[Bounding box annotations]
------------------------------------

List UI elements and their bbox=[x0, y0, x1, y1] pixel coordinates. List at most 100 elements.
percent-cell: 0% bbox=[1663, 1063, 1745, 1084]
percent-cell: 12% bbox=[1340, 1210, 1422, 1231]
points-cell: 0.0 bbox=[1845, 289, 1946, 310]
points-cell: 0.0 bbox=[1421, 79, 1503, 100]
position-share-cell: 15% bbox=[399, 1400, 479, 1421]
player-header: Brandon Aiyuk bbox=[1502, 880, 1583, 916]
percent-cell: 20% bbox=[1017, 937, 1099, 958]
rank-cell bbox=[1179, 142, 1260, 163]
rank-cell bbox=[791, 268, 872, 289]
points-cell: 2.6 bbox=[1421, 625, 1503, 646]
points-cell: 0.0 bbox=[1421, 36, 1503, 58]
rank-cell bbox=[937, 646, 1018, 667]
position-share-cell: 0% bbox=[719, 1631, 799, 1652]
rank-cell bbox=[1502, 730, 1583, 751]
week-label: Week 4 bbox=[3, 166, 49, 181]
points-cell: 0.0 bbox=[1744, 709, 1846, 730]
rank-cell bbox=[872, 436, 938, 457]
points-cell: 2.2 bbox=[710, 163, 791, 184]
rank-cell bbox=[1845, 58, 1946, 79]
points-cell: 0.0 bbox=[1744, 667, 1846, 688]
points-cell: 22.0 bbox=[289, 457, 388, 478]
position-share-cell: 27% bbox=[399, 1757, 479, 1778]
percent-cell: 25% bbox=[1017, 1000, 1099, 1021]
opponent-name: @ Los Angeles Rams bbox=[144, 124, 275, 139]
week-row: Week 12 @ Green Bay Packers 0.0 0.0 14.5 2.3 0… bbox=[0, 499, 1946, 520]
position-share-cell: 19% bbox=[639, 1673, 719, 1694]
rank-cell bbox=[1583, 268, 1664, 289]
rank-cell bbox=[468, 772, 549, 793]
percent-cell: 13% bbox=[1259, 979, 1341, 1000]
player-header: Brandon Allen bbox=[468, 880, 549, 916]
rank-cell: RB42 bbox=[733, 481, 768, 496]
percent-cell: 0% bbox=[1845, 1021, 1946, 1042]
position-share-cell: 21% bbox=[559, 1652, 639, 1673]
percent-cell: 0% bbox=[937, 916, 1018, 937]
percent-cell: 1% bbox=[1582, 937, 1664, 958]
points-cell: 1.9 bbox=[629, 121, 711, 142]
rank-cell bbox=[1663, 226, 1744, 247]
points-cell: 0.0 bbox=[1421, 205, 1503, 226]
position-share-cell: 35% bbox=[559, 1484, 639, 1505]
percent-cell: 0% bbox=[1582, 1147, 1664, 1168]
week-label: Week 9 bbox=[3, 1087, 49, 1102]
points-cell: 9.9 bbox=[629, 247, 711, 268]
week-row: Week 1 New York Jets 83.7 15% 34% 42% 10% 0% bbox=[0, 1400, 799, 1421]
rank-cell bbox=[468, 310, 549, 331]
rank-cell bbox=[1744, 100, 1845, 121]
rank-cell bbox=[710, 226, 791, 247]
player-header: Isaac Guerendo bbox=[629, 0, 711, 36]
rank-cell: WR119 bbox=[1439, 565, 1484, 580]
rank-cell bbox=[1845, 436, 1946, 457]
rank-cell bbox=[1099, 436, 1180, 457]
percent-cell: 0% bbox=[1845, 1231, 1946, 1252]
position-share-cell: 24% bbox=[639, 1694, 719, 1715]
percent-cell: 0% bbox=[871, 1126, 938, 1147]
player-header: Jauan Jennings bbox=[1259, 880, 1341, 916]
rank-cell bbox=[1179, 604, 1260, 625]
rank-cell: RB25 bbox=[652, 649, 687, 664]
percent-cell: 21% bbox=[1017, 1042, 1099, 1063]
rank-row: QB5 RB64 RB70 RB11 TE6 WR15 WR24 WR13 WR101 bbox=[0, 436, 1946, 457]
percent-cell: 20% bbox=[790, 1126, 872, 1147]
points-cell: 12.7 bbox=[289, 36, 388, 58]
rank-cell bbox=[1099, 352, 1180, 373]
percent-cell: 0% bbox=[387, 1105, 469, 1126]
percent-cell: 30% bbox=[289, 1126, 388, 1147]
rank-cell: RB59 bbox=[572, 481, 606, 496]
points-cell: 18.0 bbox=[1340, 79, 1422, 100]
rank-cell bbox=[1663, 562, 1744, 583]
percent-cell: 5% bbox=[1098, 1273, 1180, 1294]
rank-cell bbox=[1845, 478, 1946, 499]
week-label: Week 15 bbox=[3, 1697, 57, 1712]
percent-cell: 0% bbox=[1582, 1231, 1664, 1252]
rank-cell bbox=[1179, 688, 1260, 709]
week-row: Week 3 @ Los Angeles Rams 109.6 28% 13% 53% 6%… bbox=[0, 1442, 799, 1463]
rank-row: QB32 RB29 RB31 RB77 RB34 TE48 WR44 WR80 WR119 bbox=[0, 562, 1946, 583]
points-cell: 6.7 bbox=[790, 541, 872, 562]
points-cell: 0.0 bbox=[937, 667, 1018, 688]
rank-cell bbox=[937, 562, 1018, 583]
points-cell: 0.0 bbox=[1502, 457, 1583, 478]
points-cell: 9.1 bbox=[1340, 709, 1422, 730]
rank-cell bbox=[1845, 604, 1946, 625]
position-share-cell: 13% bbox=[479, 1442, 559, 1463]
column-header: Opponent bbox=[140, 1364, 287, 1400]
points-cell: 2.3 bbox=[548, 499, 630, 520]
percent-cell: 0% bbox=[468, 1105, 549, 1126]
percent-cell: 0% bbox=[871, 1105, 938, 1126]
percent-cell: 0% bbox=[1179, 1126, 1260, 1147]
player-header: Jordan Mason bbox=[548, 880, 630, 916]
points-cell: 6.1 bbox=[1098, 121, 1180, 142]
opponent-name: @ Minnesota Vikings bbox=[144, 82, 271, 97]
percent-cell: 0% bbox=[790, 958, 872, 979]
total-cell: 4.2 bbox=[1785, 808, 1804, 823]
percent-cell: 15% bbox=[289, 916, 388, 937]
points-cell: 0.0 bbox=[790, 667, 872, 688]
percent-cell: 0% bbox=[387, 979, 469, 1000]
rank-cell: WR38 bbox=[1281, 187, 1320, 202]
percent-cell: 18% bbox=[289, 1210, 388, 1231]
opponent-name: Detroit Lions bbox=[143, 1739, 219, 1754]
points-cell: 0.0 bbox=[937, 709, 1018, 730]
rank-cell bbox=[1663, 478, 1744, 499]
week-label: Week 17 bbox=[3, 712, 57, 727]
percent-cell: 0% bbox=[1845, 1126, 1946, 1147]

------------------------------------

## Task brief
Please reproduce every one of the entries above word for word, changing nothing.

## Task output
List UI elements and their bbox=[x0, y0, x1, y1] pixel coordinates. List at most 100 elements.
percent-cell: 0% bbox=[1663, 1063, 1745, 1084]
percent-cell: 12% bbox=[1340, 1210, 1422, 1231]
points-cell: 0.0 bbox=[1845, 289, 1946, 310]
points-cell: 0.0 bbox=[1421, 79, 1503, 100]
position-share-cell: 15% bbox=[399, 1400, 479, 1421]
player-header: Brandon Aiyuk bbox=[1502, 880, 1583, 916]
percent-cell: 20% bbox=[1017, 937, 1099, 958]
rank-cell bbox=[1179, 142, 1260, 163]
rank-cell bbox=[791, 268, 872, 289]
points-cell: 2.6 bbox=[1421, 625, 1503, 646]
points-cell: 0.0 bbox=[1421, 36, 1503, 58]
rank-cell bbox=[937, 646, 1018, 667]
position-share-cell: 0% bbox=[719, 1631, 799, 1652]
rank-cell bbox=[1502, 730, 1583, 751]
week-label: Week 4 bbox=[3, 166, 49, 181]
points-cell: 0.0 bbox=[1744, 709, 1846, 730]
rank-cell bbox=[872, 436, 938, 457]
points-cell: 2.2 bbox=[710, 163, 791, 184]
rank-cell bbox=[1845, 58, 1946, 79]
points-cell: 0.0 bbox=[1744, 667, 1846, 688]
points-cell: 22.0 bbox=[289, 457, 388, 478]
position-share-cell: 27% bbox=[399, 1757, 479, 1778]
percent-cell: 25% bbox=[1017, 1000, 1099, 1021]
opponent-name: @ Los Angeles Rams bbox=[144, 124, 275, 139]
week-row: Week 12 @ Green Bay Packers 0.0 0.0 14.5 2.3 0… bbox=[0, 499, 1946, 520]
position-share-cell: 19% bbox=[639, 1673, 719, 1694]
rank-cell bbox=[1583, 268, 1664, 289]
rank-cell bbox=[468, 772, 549, 793]
percent-cell: 13% bbox=[1259, 979, 1341, 1000]
player-header: Brandon Allen bbox=[468, 880, 549, 916]
rank-cell: RB42 bbox=[733, 481, 768, 496]
percent-cell: 0% bbox=[1845, 1021, 1946, 1042]
position-share-cell: 21% bbox=[559, 1652, 639, 1673]
percent-cell: 0% bbox=[937, 916, 1018, 937]
percent-cell: 1% bbox=[1582, 937, 1664, 958]
points-cell: 1.9 bbox=[629, 121, 711, 142]
rank-cell bbox=[1663, 226, 1744, 247]
points-cell: 0.0 bbox=[1421, 205, 1503, 226]
position-share-cell: 35% bbox=[559, 1484, 639, 1505]
percent-cell: 0% bbox=[1582, 1147, 1664, 1168]
week-label: Week 9 bbox=[3, 1087, 49, 1102]
points-cell: 9.9 bbox=[629, 247, 711, 268]
week-row: Week 1 New York Jets 83.7 15% 34% 42% 10% 0% bbox=[0, 1400, 799, 1421]
rank-cell bbox=[468, 310, 549, 331]
rank-cell bbox=[1744, 100, 1845, 121]
rank-cell bbox=[710, 226, 791, 247]
player-header: Isaac Guerendo bbox=[629, 0, 711, 36]
rank-cell: WR119 bbox=[1439, 565, 1484, 580]
rank-cell bbox=[1845, 436, 1946, 457]
rank-cell bbox=[1099, 436, 1180, 457]
percent-cell: 0% bbox=[1845, 1231, 1946, 1252]
position-share-cell: 24% bbox=[639, 1694, 719, 1715]
percent-cell: 0% bbox=[871, 1126, 938, 1147]
player-header: Jauan Jennings bbox=[1259, 880, 1341, 916]
rank-cell bbox=[1179, 604, 1260, 625]
rank-cell: RB25 bbox=[652, 649, 687, 664]
percent-cell: 21% bbox=[1017, 1042, 1099, 1063]
rank-row: QB5 RB64 RB70 RB11 TE6 WR15 WR24 WR13 WR101 bbox=[0, 436, 1946, 457]
percent-cell: 20% bbox=[790, 1126, 872, 1147]
points-cell: 12.7 bbox=[289, 36, 388, 58]
rank-cell bbox=[1099, 352, 1180, 373]
percent-cell: 0% bbox=[387, 1105, 469, 1126]
percent-cell: 30% bbox=[289, 1126, 388, 1147]
rank-cell: RB59 bbox=[572, 481, 606, 496]
points-cell: 18.0 bbox=[1340, 79, 1422, 100]
rank-cell bbox=[1663, 562, 1744, 583]
percent-cell: 5% bbox=[1098, 1273, 1180, 1294]
rank-cell bbox=[1845, 478, 1946, 499]
week-label: Week 15 bbox=[3, 1697, 57, 1712]
percent-cell: 0% bbox=[1582, 1231, 1664, 1252]
rank-cell bbox=[1179, 688, 1260, 709]
week-row: Week 3 @ Los Angeles Rams 109.6 28% 13% 53% 6%… bbox=[0, 1442, 799, 1463]
rank-row: QB32 RB29 RB31 RB77 RB34 TE48 WR44 WR80 WR119 bbox=[0, 562, 1946, 583]
points-cell: 6.7 bbox=[790, 541, 872, 562]
points-cell: 0.0 bbox=[937, 667, 1018, 688]
rank-cell bbox=[937, 562, 1018, 583]
points-cell: 0.0 bbox=[1502, 457, 1583, 478]
points-cell: 9.1 bbox=[1340, 709, 1422, 730]
rank-cell bbox=[1845, 604, 1946, 625]
position-share-cell: 13% bbox=[479, 1442, 559, 1463]
column-header: Opponent bbox=[140, 1364, 287, 1400]
points-cell: 2.3 bbox=[548, 499, 630, 520]
percent-cell: 0% bbox=[468, 1105, 549, 1126]
percent-cell: 0% bbox=[871, 1105, 938, 1126]
percent-cell: 0% bbox=[1179, 1126, 1260, 1147]
player-header: Jordan Mason bbox=[548, 880, 630, 916]
points-cell: 6.1 bbox=[1098, 121, 1180, 142]
opponent-name: @ Minnesota Vikings bbox=[144, 82, 271, 97]
percent-cell: 0% bbox=[790, 958, 872, 979]
total-cell: 4.2 bbox=[1785, 808, 1804, 823]
percent-cell: 15% bbox=[289, 916, 388, 937]
points-cell: 0.0 bbox=[790, 667, 872, 688]
percent-cell: 0% bbox=[387, 979, 469, 1000]
rank-cell: WR38 bbox=[1281, 187, 1320, 202]
percent-cell: 18% bbox=[289, 1210, 388, 1231]
opponent-name: Detroit Lions bbox=[143, 1739, 219, 1754]
points-cell: 0.0 bbox=[937, 709, 1018, 730]
rank-cell bbox=[1663, 478, 1744, 499]
week-label: Week 17 bbox=[3, 712, 57, 727]
percent-cell: 0% bbox=[1845, 1126, 1946, 1147]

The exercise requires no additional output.